WHAT THE EXERCISE ASKS: Will you give every entry again exactly as it stands?

EXTRACTED INFORMATION:

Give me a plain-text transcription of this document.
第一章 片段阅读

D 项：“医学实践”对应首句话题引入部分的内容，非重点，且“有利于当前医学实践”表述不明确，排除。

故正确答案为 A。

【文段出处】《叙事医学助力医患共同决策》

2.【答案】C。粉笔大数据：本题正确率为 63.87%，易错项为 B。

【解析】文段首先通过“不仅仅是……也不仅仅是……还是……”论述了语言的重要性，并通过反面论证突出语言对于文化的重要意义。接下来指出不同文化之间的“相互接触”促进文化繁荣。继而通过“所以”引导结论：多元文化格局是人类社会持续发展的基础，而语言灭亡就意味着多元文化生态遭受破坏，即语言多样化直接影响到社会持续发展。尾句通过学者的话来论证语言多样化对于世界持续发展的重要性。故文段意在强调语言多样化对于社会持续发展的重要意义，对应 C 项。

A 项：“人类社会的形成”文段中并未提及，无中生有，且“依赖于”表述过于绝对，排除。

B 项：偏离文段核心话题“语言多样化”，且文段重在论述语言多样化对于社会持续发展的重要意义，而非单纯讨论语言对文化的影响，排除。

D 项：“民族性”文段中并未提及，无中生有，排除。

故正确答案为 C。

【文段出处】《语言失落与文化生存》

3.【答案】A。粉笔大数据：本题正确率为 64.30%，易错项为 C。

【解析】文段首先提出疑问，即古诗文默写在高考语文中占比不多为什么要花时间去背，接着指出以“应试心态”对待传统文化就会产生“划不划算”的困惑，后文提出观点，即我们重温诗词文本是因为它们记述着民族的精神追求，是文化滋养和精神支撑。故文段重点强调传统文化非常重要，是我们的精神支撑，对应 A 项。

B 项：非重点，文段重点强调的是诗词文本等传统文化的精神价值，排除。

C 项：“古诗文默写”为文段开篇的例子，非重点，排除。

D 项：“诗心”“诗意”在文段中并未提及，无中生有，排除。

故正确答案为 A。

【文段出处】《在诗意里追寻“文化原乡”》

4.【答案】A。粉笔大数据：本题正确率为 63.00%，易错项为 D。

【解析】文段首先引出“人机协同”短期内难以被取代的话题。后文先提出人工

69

TASK RESULT:
Give me a plain-text transcription of this document.
第一章 片段阅读

D 项：“医学实践”对应首句话题引入部分的内容，非重点，且“有利于当前医学实践”表述不明确，排除。

故正确答案为 A。

【文段出处】《叙事医学助力医患共同决策》

2.【答案】C。粉笔大数据：本题正确率为 63.87%，易错项为 B。

【解析】文段首先通过“不仅仅是……也不仅仅是……还是……”论述了语言的重要性，并通过反面论证突出语言对于文化的重要意义。接下来指出不同文化之间的“相互接触”促进文化繁荣。继而通过“所以”引导结论：多元文化格局是人类社会持续发展的基础，而语言灭亡就意味着多元文化生态遭受破坏，即语言多样化直接影响到社会持续发展。尾句通过学者的话来论证语言多样化对于世界持续发展的重要性。故文段意在强调语言多样化对于社会持续发展的重要意义，对应 C 项。

A 项：“人类社会的形成”文段中并未提及，无中生有，且“依赖于”表述过于绝对，排除。

B 项：偏离文段核心话题“语言多样化”，且文段重在论述语言多样化对于社会持续发展的重要意义，而非单纯讨论语言对文化的影响，排除。

D 项：“民族性”文段中并未提及，无中生有，排除。

故正确答案为 C。

【文段出处】《语言失落与文化生存》

3.【答案】A。粉笔大数据：本题正确率为 64.30%，易错项为 C。

【解析】文段首先提出疑问，即古诗文默写在高考语文中占比不多为什么要花时间去背，接着指出以“应试心态”对待传统文化就会产生“划不划算”的困惑，后文提出观点，即我们重温诗词文本是因为它们记述着民族的精神追求，是文化滋养和精神支撑。故文段重点强调传统文化非常重要，是我们的精神支撑，对应 A 项。

B 项：非重点，文段重点强调的是诗词文本等传统文化的精神价值，排除。

C 项：“古诗文默写”为文段开篇的例子，非重点，排除。

D 项：“诗心”“诗意”在文段中并未提及，无中生有，排除。

故正确答案为 A。

【文段出处】《在诗意里追寻“文化原乡”》

4.【答案】A。粉笔大数据：本题正确率为 63.00%，易错项为 D。

【解析】文段首先引出“人机协同”短期内难以被取代的话题。后文先提出人工

69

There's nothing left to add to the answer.